Problem statement: Extract, from the listing that follows, each line containing the word "plain".

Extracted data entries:
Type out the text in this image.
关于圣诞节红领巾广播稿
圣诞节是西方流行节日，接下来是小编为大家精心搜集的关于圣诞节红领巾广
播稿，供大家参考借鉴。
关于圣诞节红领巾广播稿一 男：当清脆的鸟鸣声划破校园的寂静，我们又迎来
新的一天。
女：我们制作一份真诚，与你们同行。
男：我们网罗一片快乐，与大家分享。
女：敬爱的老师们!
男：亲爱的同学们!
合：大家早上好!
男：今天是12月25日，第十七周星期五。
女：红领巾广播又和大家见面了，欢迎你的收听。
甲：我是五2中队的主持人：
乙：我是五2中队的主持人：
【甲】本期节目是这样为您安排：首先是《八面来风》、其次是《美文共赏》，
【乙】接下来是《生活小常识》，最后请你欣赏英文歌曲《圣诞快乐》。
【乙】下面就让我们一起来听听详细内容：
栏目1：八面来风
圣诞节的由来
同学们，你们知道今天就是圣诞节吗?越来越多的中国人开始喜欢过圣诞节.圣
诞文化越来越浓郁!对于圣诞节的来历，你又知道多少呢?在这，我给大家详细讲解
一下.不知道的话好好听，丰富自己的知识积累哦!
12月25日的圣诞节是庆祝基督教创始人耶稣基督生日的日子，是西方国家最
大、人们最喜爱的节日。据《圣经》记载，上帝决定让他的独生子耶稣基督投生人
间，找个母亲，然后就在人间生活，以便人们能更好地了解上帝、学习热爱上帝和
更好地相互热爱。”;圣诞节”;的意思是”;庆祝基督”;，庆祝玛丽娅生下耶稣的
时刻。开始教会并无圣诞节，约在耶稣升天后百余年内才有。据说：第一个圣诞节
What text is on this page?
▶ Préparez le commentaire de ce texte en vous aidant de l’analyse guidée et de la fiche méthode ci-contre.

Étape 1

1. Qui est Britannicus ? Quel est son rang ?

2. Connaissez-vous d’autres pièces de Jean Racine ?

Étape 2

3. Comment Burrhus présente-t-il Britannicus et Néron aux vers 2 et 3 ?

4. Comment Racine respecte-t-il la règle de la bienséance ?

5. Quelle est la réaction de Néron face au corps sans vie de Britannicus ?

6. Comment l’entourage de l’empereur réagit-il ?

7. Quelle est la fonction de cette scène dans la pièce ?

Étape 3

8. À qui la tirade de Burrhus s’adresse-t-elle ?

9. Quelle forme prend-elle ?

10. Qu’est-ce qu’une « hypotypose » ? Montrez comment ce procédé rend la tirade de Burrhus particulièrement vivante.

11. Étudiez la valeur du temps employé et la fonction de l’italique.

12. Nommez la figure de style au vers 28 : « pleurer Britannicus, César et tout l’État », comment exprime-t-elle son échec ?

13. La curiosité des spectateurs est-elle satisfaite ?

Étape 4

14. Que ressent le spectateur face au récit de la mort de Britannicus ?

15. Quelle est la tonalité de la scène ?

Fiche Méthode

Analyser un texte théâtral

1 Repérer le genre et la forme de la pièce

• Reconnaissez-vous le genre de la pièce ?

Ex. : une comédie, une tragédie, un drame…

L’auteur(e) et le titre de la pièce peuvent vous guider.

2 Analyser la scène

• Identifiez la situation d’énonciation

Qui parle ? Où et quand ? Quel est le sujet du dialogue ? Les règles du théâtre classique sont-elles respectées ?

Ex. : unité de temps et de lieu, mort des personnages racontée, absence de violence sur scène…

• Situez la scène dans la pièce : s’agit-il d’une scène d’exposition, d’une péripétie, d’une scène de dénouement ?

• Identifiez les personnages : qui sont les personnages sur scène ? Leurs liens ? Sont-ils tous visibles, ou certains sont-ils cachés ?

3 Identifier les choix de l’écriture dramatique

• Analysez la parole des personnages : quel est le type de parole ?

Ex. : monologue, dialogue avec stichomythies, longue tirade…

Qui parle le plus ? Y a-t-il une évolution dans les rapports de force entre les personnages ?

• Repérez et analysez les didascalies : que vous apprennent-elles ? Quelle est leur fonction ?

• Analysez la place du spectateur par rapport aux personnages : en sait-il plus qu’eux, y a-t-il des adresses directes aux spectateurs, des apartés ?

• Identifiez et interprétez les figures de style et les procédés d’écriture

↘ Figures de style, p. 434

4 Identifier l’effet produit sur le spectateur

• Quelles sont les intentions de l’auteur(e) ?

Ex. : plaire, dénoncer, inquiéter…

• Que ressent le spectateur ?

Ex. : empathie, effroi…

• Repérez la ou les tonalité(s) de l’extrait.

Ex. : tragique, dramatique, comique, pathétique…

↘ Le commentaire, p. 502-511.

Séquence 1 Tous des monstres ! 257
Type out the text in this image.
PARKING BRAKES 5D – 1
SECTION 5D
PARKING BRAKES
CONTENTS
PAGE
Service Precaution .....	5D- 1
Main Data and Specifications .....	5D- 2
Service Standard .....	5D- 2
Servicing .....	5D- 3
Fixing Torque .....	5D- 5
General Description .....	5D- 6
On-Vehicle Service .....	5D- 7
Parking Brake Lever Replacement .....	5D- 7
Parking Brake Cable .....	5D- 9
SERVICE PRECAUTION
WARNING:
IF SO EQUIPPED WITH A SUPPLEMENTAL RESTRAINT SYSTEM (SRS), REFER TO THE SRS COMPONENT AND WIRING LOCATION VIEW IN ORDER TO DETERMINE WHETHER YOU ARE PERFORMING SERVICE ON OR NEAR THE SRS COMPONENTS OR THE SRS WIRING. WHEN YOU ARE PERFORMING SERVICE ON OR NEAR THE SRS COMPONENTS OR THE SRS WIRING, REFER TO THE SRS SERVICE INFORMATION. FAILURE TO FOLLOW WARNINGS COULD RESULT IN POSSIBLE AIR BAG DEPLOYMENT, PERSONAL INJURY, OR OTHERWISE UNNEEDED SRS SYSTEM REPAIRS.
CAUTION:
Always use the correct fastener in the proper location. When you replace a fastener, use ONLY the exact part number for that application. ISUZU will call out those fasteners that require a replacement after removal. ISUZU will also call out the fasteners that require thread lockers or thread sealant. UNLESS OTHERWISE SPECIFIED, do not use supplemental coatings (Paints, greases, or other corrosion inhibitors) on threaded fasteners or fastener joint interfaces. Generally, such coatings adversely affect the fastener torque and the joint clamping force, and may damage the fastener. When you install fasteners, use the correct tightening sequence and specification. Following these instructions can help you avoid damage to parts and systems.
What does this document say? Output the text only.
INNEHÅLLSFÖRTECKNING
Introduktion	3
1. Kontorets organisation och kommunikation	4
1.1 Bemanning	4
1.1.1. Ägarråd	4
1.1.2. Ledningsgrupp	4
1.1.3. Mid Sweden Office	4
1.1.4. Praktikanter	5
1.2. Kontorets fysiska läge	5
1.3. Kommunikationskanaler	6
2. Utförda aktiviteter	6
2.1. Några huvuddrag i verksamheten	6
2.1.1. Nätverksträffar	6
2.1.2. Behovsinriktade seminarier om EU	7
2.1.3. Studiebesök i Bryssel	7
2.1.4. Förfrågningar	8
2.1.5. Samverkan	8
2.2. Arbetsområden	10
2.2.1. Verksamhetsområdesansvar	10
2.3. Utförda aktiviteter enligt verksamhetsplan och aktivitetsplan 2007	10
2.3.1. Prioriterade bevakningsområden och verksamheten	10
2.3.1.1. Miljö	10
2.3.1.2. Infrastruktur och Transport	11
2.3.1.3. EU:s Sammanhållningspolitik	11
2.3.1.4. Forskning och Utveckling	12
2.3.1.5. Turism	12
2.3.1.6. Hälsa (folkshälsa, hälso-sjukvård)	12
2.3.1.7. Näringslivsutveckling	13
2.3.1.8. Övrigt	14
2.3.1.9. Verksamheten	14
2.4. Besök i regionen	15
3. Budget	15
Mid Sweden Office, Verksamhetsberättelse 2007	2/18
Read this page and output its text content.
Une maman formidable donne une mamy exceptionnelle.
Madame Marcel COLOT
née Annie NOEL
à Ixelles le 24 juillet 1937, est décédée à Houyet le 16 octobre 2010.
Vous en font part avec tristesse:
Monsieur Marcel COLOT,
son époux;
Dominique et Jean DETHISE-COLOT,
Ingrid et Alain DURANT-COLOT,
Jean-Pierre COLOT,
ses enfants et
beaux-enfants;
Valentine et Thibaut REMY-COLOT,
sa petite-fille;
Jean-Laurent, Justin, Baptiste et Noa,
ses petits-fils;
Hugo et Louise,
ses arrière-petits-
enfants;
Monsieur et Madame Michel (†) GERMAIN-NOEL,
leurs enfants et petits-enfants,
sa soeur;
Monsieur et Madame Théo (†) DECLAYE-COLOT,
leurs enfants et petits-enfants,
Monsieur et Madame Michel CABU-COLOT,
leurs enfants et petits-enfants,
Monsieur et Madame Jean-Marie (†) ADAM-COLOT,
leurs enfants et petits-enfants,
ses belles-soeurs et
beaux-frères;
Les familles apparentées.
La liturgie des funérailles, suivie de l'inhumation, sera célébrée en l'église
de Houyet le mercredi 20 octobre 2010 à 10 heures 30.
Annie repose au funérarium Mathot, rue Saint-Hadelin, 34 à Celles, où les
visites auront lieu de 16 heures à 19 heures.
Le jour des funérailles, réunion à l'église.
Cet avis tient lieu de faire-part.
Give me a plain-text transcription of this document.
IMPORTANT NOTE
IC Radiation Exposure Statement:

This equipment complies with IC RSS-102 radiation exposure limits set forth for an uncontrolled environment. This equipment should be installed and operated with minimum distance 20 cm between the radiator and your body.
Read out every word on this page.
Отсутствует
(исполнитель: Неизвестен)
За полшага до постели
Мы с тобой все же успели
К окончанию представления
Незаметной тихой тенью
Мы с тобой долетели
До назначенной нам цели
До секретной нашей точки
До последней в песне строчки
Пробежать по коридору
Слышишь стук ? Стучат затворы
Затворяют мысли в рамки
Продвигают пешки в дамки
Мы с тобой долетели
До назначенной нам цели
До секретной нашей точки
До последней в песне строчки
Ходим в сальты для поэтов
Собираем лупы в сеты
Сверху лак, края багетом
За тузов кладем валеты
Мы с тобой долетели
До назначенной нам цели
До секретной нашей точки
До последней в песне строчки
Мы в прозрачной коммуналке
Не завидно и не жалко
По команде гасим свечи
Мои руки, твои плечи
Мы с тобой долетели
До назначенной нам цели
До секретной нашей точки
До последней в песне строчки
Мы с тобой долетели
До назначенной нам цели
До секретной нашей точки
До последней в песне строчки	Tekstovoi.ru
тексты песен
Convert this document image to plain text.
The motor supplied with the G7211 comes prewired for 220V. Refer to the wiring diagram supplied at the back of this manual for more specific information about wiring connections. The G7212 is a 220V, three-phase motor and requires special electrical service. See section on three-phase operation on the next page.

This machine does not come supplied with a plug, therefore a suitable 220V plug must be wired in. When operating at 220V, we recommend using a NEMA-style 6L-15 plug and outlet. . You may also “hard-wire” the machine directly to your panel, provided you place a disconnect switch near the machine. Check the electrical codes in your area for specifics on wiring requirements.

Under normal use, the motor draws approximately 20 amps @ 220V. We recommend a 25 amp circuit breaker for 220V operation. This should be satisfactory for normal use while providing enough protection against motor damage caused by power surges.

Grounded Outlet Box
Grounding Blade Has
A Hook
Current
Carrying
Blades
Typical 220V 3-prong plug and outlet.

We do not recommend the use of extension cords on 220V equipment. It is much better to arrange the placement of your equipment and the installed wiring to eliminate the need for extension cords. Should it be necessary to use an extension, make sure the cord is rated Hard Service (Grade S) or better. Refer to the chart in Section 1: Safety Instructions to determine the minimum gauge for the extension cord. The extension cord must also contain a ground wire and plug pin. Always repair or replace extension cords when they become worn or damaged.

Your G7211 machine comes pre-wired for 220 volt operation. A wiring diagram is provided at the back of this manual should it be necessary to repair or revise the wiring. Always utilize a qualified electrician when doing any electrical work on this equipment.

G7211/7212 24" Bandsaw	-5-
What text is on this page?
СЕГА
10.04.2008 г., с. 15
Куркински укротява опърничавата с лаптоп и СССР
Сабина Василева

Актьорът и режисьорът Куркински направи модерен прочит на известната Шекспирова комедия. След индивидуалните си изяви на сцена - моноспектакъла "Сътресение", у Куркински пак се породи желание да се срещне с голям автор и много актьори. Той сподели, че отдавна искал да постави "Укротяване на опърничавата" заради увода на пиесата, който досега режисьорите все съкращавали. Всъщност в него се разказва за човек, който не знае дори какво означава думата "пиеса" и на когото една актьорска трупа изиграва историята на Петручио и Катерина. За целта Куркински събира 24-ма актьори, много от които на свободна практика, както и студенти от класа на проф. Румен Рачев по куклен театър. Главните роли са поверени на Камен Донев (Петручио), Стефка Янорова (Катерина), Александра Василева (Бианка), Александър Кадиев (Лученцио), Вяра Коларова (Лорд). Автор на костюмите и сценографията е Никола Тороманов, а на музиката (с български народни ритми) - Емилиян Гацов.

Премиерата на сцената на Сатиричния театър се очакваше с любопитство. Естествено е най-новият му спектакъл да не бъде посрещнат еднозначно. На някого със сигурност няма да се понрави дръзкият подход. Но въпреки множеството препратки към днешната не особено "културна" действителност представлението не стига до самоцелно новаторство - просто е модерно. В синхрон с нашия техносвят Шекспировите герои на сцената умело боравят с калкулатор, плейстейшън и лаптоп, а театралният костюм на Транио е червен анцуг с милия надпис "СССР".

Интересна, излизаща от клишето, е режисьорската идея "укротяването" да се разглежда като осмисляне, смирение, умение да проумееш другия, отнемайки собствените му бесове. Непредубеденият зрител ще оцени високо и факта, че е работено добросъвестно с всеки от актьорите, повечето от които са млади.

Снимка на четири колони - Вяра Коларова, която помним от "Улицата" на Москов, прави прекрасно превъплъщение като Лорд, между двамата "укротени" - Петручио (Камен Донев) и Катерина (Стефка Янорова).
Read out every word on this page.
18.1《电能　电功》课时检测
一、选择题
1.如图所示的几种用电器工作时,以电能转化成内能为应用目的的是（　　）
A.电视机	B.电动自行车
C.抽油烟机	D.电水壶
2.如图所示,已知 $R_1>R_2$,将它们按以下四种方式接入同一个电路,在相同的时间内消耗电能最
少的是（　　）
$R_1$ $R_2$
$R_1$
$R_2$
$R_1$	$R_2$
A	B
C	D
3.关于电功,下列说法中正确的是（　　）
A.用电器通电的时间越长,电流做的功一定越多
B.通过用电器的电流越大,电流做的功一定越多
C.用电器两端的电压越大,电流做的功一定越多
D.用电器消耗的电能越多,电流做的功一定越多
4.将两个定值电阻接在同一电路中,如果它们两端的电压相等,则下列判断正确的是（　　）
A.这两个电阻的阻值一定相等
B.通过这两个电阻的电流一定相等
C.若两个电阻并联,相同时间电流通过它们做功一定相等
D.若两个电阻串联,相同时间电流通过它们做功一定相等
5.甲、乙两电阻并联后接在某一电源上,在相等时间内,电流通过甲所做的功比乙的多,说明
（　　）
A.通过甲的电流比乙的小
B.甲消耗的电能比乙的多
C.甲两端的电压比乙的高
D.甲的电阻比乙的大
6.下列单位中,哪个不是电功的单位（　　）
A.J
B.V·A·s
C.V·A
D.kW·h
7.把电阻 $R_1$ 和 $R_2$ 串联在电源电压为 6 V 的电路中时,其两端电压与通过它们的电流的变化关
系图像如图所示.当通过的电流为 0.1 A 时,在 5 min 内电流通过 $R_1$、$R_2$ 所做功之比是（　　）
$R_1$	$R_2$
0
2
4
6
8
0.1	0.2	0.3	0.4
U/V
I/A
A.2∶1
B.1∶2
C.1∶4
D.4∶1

Answer to this task:
Give me a plain-text transcription of this document.
Convert this document image to plain text.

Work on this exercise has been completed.